# Study text
[Start of section]

Xiaomi cracks into the high-end smartphone market in China.

Xiaomi cracks into the high-end smartphone market in China.

Xiaomi smartphone China

Xiaomi Corp. reported better-than-expected profit after cracking the Chinese market for high-end smartphones and growing its share of overseas markets like Europe and India.

The Chinese smartphone maker more than doubled net income to 4.49 billion yuan ($716 million) in the June quarter, beating the highest analyst estimate. Sales increased 3.1% to 53.5 billion yuan. Xiaomi’s overseas business has recovered to pre-Covid-19 levels, acting Chief Financial Officer Wang Xiang said Wednesday.

Smartphone shipments in European countries like France and Spain grew by 64.9% in the quarter, propelling Xiaomi into the No. 3 spot in the region for the first time, the company said, citing consultancy Canalys. The phonemaker also kept its top position in India in the quarter even though the country’s smartphone shipments halved during lockdown measures. That drove a 12% fall in the company’s device shipments globally, according to IDC, just when tensions between Delhi and Beijing threatened to further depress sales in its biggest foreign market.

Xiaomi may be able to offset some of the hit through higher-margin phones and market share gains against biggest competitor Huawei Technologies Co. The company shipped 28.3 million smartphones during the quarter, with average selling prices increasing 11.8% from a year earlier, reflecting deeper inroads into premium devices.

”What’s encouraging was Xiaomi’s premium end phones recorded hyper growth in overseas market,” Wang said. “This reflects a major breakthrough in high-end market.”

Huawei is struggling to sustain smartphone output because of U.S. curbs on its in-house chip design and supply. Taking sales from its larger rival will become Xiaomi’s “main growth driver” until next year, according to China Renaissance analysts Jason Sun, Michelle Zhang and April Zhang. They estimate Xiaomi’s smartphone shipments could surge by over a third to 217 million units in 2021.

“Huawei’s increasing use of third-party chips will reduce its competitive advantage in phones and, hence, give Xiaomi an opportunity to gain share in China where most Internet Service revenue comes from,” Morgan Stanley analysts including Yunchen Tsai and Sharon Shih wrote in a research report ahead of the earnings release.

Xiaomi appointed a new chief financial officer, former Credit Suisse head of Asia technology Alain Lam, confirming a Bloomberg News report. The veteran investment banker, who worked on the public listings of Alibaba Group Holding Ltd., Google and Pinduoduo Inc., will take up his new role in October and could help Xiaomi uncover value in the more than 300 companies it has backed. That sprawling portfolio of startups, ranging from Segway owner Ninebot Inc. to portable charger maker Zimi and Huami Corp., are key to Xiaomi’s longer-term ambition of building a network of home devices for the so-called Internet of Things.

[End of section]

# Records provided
[Start of section]

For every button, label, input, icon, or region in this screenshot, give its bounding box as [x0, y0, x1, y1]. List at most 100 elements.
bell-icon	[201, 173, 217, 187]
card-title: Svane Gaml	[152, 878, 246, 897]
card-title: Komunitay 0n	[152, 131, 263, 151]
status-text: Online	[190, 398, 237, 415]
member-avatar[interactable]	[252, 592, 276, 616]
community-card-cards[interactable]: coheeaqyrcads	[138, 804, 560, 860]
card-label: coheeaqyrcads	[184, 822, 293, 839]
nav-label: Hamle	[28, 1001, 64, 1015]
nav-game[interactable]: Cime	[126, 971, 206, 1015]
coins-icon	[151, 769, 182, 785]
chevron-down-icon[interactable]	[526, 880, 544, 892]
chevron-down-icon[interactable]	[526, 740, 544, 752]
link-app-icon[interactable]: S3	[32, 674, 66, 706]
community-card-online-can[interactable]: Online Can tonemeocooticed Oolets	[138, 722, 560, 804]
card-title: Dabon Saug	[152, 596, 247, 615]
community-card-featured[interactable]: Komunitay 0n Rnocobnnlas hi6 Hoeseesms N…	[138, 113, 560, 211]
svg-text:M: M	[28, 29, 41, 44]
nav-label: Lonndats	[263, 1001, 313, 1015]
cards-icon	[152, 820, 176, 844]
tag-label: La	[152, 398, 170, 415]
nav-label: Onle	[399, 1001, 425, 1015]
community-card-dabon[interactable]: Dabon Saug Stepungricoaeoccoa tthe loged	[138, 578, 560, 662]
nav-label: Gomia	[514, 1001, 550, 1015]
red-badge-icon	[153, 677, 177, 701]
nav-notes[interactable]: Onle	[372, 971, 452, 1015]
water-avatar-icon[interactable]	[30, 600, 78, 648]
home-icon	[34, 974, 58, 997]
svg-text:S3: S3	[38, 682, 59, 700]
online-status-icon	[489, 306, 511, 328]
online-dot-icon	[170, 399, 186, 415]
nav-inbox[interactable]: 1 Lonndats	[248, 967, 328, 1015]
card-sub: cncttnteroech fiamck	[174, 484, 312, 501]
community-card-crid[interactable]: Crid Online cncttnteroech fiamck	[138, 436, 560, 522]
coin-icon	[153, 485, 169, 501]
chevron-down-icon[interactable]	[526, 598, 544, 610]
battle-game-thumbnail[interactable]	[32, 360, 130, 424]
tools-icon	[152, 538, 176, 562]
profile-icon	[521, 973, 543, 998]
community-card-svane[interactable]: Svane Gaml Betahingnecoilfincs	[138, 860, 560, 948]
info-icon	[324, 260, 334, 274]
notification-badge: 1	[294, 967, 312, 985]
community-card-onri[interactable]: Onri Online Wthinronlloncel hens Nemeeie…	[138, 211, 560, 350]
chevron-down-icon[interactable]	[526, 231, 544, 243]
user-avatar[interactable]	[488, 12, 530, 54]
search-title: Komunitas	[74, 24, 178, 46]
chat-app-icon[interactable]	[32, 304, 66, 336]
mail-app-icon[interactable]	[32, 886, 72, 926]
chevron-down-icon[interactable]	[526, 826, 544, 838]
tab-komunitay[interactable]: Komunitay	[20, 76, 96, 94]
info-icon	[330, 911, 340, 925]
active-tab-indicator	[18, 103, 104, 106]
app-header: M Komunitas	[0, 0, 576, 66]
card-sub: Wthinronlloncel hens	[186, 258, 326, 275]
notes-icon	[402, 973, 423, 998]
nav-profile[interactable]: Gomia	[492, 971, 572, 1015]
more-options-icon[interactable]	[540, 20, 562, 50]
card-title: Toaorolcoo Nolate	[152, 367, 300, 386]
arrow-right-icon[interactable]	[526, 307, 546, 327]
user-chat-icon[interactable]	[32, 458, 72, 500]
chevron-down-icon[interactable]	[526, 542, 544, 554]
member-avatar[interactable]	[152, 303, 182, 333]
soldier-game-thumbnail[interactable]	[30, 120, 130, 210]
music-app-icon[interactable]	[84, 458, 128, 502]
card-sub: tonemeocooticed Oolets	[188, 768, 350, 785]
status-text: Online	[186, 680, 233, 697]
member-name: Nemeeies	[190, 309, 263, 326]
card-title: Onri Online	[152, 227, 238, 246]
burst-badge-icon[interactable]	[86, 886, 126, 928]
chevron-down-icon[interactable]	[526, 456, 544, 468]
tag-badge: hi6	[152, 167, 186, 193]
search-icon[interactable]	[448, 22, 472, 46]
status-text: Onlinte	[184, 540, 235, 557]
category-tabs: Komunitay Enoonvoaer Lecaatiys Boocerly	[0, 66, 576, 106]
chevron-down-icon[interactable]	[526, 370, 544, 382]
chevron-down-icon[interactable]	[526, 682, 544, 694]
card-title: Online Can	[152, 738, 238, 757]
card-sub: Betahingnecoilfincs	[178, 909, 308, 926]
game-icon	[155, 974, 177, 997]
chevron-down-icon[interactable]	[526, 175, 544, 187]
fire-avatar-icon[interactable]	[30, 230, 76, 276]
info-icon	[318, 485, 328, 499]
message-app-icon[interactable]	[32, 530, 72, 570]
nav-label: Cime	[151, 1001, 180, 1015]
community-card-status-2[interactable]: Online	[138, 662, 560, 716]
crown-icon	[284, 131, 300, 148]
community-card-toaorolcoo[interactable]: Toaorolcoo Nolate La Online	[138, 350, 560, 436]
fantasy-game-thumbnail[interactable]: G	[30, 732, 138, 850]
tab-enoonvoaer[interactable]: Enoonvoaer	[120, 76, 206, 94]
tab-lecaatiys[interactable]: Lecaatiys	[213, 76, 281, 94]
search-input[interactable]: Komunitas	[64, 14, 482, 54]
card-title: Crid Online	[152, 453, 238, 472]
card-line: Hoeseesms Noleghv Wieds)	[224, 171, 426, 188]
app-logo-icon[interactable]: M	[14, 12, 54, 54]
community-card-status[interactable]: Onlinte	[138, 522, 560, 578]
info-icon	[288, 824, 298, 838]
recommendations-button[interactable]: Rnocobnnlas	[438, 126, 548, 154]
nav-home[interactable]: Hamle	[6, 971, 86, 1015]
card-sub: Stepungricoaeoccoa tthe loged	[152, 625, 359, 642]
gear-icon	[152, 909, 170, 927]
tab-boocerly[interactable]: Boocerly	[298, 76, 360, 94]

[End of section]

# Task set
**a)** Answer these questions from the Xiaomi article:
(i) By what percentage did Xiaomi's smartphone shipments in European countries like France and Spain grow in the quarter?
(ii) How many smartphones did Xiaomi ship during the quarter?
(iii) In what month will Alain Lam take up his new role?
**b)** Which analysts are named in the Xiaomi article? List every one.

# Answers
**a)**
(i) 64.9%
(ii) 28.3 million
(iii) October

**b)**
Jason Sun
Michelle Zhang
April Zhang
Yunchen Tsai
Sharon Shih